Fragmento del documento:
El director, Carlo Conti, rostro de este concurso tras varios años presentándolo, volverá a dirigirse a los italianos desde el Teatro Ariston de Sanremo (noroeste) en la noche del martes, a las 20.40 hora local (19.40 GMT), para declararlo inaugurado oficialmente.
El certamen será retransmitido en el primer canal de la televisión pública italiana (RAI) durante cinco noches, hasta que el sábado proclame su ganador y le conceda el derecho de representar a Italia en Eurovisión.
En la competición, un total de treinta cantantes o grupos que representarán un amplísimo abanico de estilos o generaciones.
Estarán la mítica 'Bambola', Patty Pravo; cantautores ya afamados como Tommaso Paradiso, Mara Sattei, Levante o Fulminacci; dúos insólitos como el de Fedez y Marco Masini; la siempre provocadora Elettra Lamborghini, que cantará el himno 'Aserejé' con Las Ketchup en la gala de las colaboraciones, o raperos como J-Ax o Nayt.
Por otro lado, a Conti le acompañarán en la presentación figuras como la italiana más internacional, Laura Pausini -catapultada en 1993 desde este mismo escenario-, la estrella de las telenovelas turcas Can Yaman o el camaleónico Achille Lauro.
El Festival de Sanremo nació en 1951, en una Italia que caldeaba sus Años de Oro tras la posguerra, y aunque a lo largo de su larga historia ha vivido altibajos, en las últimas ediciones ha experimentado una nueva era de esplendor cosechando impresionantes datos de audiencia que en 2025 superaron el 70 %.

Entradas extraídas:
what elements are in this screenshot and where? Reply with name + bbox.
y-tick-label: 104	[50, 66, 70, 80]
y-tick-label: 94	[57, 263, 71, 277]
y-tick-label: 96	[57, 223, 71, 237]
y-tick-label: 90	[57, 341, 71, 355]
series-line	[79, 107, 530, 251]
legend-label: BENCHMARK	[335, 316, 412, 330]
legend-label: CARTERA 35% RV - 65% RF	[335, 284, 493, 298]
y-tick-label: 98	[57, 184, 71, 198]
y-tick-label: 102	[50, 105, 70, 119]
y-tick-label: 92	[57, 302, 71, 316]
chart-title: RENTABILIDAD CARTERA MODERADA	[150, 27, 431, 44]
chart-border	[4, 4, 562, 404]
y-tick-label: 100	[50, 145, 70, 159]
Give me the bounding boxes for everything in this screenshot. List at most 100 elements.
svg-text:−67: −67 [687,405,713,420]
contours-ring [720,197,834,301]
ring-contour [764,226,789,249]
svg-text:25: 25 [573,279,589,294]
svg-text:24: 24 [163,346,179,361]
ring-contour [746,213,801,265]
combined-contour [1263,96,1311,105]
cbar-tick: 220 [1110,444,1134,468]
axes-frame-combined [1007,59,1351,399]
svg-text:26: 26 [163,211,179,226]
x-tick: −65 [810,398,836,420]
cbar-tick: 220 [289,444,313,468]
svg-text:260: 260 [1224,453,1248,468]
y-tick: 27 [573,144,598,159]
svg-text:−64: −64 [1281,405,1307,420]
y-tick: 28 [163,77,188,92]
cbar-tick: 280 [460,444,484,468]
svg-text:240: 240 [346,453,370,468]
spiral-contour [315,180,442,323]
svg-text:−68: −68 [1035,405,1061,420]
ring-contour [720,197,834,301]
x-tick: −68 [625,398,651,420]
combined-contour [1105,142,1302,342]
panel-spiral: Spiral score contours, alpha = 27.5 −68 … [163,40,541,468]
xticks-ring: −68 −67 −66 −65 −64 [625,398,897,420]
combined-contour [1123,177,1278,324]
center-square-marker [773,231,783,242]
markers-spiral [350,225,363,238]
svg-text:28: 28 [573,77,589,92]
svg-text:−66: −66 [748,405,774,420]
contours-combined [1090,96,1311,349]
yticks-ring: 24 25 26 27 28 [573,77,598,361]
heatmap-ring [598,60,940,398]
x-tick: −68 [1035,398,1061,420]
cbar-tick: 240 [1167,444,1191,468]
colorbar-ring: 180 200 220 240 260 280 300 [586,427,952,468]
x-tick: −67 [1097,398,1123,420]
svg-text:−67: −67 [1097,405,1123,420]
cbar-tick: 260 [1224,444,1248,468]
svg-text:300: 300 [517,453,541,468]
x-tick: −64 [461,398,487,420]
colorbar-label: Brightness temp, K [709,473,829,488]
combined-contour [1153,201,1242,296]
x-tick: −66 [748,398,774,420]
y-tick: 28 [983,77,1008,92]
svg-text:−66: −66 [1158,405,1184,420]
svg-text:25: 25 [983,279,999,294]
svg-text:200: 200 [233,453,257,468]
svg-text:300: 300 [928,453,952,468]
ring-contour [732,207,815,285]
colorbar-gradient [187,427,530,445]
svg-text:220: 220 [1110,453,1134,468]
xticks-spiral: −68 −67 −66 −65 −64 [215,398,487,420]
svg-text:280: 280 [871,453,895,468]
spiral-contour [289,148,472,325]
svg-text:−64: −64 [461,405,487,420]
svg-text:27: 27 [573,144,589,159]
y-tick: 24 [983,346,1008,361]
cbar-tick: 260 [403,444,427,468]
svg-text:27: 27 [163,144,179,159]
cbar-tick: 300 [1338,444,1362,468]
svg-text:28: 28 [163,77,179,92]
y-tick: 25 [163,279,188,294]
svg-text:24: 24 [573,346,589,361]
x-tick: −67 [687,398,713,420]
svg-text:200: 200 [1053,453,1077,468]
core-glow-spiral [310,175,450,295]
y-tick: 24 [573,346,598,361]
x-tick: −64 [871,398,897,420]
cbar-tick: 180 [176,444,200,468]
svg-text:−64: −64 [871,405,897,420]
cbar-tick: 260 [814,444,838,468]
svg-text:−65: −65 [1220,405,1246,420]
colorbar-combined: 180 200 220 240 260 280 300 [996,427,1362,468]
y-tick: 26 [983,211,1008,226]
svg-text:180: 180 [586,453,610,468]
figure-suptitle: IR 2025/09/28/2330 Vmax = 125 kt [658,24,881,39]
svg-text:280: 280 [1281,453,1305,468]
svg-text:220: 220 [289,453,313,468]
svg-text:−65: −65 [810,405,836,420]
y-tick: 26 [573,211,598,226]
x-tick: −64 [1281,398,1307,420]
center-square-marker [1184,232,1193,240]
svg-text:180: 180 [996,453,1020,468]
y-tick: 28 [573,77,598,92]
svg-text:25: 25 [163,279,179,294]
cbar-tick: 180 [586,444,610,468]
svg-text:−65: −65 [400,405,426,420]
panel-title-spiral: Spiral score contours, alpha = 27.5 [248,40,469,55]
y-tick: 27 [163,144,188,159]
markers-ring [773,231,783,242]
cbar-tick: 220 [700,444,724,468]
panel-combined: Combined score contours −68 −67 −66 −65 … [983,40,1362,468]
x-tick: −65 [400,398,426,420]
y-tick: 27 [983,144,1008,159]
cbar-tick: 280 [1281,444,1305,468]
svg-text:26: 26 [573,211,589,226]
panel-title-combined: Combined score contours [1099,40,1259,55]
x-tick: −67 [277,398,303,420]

Tarea a realizar: Devuelve sin cambios el pasaje del texto sobre el Festival de Sanremo que va de "El certamen será" a "Italia en Eurovisión.", ambos incluidos.

Solución:
El certamen será retransmitido en el primer canal de la televisión pública italiana (RAI) durante cinco noches, hasta que el sábado proclame su ganador y le conceda el derecho de representar a Italia en Eurovisión.